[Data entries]
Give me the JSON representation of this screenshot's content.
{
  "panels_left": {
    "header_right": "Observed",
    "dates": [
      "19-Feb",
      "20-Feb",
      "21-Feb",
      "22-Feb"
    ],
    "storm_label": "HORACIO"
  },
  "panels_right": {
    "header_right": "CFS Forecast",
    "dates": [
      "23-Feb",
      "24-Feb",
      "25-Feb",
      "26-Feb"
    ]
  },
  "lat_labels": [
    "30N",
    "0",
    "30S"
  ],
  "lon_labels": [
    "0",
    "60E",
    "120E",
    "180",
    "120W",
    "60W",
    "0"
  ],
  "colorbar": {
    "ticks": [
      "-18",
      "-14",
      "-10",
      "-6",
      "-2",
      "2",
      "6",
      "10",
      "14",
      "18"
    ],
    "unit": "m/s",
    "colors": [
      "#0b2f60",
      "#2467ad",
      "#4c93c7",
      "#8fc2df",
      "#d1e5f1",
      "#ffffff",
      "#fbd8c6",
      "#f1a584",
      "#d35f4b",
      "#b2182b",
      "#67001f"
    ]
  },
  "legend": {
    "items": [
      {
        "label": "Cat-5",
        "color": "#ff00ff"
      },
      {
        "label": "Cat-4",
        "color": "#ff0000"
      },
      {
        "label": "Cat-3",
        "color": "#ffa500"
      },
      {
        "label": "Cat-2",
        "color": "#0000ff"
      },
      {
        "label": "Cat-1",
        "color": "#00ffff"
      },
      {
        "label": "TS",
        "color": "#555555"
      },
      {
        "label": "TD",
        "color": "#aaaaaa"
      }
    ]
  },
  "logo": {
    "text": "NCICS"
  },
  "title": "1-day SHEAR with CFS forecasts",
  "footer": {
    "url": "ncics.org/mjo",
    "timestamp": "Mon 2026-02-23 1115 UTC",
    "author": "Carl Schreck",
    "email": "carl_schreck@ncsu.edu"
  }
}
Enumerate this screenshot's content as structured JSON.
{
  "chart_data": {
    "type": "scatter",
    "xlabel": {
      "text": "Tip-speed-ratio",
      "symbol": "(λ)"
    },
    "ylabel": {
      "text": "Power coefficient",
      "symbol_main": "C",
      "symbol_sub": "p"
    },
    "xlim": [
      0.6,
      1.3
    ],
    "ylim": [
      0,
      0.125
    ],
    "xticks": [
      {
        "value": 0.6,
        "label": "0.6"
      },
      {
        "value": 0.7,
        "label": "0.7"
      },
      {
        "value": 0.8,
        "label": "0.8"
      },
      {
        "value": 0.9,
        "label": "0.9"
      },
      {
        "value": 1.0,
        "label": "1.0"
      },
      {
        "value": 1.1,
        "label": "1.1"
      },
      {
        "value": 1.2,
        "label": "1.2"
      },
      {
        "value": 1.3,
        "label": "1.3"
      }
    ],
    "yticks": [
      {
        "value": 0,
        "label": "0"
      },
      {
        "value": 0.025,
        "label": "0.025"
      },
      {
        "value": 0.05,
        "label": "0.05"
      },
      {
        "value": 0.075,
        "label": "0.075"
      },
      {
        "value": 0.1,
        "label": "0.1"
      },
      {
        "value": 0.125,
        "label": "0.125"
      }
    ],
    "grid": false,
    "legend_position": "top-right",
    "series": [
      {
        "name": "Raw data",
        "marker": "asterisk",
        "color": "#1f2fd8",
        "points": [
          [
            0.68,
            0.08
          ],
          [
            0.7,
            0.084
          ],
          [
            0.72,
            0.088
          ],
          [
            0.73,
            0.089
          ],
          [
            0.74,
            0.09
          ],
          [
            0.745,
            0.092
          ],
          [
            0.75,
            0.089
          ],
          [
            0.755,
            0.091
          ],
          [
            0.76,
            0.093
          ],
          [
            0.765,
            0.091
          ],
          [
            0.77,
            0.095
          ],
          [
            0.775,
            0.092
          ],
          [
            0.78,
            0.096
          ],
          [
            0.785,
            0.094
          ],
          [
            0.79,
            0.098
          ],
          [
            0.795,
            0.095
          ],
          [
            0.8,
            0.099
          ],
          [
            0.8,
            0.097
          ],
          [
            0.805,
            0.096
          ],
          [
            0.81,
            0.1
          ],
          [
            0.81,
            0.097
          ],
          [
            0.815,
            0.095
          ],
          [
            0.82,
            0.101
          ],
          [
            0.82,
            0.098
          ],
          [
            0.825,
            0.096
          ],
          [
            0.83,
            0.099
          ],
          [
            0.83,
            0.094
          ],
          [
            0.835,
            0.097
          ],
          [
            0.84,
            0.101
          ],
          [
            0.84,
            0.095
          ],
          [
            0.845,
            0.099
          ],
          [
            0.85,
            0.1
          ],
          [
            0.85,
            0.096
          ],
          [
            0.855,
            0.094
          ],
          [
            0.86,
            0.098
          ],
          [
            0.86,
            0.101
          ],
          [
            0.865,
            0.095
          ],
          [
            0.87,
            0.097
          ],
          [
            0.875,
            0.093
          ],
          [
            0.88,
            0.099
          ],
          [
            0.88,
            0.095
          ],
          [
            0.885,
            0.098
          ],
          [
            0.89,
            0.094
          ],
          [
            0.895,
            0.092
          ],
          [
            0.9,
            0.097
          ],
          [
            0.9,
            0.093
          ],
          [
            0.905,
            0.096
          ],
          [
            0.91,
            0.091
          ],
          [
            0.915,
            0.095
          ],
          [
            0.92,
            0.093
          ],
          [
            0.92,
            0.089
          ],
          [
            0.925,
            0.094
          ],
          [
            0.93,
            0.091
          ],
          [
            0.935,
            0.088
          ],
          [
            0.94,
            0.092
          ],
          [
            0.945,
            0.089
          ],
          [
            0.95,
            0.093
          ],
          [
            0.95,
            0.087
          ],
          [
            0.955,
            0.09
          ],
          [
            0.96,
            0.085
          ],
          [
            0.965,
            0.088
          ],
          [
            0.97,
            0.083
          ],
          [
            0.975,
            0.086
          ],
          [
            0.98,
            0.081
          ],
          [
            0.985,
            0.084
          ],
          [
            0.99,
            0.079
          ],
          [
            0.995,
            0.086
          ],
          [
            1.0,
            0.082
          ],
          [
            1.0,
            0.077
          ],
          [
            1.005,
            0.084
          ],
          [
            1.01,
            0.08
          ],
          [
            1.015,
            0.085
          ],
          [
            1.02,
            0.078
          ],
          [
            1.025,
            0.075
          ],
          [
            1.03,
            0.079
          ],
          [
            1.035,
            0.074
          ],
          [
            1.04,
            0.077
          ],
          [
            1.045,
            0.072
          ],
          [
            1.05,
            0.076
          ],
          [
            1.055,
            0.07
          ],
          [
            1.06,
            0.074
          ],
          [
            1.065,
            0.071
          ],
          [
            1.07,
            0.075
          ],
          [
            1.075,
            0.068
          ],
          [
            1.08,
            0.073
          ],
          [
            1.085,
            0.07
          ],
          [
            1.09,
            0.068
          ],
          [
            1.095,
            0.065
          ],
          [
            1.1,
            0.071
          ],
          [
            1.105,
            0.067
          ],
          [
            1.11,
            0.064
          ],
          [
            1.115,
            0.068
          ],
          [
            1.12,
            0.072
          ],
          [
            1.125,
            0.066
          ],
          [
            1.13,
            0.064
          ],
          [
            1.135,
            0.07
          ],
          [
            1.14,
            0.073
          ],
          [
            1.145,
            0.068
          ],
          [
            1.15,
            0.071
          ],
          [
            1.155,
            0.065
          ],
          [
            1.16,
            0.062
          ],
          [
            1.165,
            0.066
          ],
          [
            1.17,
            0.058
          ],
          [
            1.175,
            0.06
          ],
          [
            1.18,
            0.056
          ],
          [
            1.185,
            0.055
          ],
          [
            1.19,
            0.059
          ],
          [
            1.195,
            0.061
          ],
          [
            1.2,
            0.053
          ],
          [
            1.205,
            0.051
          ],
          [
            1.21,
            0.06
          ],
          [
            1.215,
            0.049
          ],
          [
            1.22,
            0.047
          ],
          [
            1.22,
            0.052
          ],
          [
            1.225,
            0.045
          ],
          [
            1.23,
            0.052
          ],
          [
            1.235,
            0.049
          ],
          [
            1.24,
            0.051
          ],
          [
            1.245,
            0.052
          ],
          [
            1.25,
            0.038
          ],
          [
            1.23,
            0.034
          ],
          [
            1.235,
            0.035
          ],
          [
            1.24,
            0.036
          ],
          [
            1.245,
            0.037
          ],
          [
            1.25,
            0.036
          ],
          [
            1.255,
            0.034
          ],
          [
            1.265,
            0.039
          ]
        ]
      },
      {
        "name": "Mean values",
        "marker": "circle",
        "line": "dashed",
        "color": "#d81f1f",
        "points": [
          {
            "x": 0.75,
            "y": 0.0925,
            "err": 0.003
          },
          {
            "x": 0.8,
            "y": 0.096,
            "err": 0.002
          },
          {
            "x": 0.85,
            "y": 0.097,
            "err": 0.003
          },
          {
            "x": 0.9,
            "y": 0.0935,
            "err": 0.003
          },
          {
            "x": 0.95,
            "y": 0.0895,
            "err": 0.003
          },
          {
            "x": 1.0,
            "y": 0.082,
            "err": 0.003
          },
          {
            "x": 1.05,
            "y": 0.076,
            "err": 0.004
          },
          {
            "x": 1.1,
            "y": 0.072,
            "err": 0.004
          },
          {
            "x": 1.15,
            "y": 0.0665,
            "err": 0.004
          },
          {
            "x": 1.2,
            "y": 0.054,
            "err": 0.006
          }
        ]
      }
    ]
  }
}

● Required task
State how many lines above include the word "JSON", and nothing more.

● Task solution
2